From the listing below, return each line that includes "sunmedia".

[Source records]:
/---
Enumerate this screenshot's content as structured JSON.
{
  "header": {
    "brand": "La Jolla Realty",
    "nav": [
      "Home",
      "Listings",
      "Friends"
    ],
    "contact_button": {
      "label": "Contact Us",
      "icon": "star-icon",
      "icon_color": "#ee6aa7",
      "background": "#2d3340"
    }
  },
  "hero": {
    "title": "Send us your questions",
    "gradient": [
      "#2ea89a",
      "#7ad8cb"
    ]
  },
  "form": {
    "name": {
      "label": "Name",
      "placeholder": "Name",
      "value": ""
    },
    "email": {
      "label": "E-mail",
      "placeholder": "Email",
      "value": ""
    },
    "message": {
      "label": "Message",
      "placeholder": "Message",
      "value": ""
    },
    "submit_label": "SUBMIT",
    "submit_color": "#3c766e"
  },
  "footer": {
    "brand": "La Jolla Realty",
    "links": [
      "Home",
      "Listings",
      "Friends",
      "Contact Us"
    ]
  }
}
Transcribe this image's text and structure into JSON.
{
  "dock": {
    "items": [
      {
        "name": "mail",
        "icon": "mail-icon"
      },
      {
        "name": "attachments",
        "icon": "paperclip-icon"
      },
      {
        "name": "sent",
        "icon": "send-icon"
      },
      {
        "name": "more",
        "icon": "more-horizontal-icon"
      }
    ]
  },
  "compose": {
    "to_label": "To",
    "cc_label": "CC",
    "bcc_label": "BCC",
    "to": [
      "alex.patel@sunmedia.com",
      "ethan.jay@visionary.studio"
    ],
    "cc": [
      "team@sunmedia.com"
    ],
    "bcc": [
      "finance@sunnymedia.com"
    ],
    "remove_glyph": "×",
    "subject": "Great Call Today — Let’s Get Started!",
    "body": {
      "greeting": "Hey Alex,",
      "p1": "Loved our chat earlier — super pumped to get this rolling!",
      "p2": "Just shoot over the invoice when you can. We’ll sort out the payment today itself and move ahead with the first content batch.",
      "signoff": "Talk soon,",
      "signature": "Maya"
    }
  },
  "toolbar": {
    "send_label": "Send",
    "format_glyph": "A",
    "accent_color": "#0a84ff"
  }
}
\---
[Output below]:
      "alex.patel@sunmedia.com",
      "team@sunmedia.com"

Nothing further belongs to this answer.